Problem to work on
Each line that holds the word "пункт" is to be identified and copied.
- - -
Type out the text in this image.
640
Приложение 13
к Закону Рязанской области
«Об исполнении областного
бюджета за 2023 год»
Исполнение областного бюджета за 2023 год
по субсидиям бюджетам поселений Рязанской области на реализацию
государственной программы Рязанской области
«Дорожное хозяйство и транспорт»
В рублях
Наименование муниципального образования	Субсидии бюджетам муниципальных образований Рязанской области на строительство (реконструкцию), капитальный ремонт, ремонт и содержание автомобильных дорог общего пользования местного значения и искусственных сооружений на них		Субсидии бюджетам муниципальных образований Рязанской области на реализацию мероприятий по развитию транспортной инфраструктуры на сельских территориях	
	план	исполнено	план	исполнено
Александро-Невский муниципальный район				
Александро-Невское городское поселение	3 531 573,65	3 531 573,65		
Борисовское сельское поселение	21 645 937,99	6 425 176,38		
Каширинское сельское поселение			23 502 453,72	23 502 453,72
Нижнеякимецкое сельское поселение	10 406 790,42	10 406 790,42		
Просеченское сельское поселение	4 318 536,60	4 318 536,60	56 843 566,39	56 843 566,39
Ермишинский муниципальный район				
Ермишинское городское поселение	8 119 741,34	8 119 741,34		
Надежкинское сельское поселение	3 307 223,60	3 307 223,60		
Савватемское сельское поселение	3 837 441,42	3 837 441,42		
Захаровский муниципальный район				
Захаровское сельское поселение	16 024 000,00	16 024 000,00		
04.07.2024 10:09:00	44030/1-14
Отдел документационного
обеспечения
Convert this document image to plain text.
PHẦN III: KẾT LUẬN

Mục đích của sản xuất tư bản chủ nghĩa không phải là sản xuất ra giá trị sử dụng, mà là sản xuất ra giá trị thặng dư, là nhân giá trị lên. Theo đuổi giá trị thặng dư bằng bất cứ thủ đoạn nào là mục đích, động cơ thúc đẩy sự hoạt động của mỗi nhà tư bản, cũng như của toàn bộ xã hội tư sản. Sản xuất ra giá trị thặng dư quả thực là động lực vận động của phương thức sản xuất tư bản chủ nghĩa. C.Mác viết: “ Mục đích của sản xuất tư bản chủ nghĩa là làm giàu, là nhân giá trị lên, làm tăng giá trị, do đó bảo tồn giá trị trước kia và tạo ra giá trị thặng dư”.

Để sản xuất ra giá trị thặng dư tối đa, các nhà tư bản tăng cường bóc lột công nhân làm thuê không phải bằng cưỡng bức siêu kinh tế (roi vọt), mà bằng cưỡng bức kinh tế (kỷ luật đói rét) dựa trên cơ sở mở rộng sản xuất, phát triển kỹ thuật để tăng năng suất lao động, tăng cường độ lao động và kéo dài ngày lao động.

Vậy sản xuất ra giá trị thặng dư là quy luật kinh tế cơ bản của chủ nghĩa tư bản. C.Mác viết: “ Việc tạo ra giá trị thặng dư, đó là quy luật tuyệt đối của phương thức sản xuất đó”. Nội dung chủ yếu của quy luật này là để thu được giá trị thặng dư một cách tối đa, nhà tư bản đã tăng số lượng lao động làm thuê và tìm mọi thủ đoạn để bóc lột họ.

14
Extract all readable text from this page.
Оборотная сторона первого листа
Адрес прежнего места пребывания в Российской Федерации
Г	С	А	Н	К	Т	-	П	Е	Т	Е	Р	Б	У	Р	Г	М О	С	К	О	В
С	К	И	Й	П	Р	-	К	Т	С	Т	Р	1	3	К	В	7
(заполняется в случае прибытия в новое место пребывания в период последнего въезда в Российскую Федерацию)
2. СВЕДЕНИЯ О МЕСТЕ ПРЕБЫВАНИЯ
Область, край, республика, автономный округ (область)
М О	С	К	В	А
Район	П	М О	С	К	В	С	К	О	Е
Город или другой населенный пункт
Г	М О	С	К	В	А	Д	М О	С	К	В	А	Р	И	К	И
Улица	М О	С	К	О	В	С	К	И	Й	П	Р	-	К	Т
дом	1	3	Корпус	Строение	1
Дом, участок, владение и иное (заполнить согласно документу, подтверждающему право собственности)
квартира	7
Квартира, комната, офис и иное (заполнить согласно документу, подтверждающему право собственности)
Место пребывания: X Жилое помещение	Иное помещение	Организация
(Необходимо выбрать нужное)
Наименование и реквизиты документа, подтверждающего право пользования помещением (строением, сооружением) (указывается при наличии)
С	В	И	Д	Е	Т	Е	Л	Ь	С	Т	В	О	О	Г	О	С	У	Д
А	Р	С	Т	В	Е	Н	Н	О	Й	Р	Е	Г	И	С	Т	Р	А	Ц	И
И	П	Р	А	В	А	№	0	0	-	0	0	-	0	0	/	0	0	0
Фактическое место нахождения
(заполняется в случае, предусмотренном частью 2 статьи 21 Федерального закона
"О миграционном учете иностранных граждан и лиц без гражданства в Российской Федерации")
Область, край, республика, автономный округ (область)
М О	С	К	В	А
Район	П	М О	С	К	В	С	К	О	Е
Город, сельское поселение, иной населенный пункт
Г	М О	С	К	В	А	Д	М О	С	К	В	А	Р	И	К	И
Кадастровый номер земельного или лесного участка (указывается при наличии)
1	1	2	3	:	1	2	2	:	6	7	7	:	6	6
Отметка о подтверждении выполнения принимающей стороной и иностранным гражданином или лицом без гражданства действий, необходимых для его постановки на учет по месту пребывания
- - -
Solution
Город или другой населенный пункт
Город, сельское поселение, иной населенный пункт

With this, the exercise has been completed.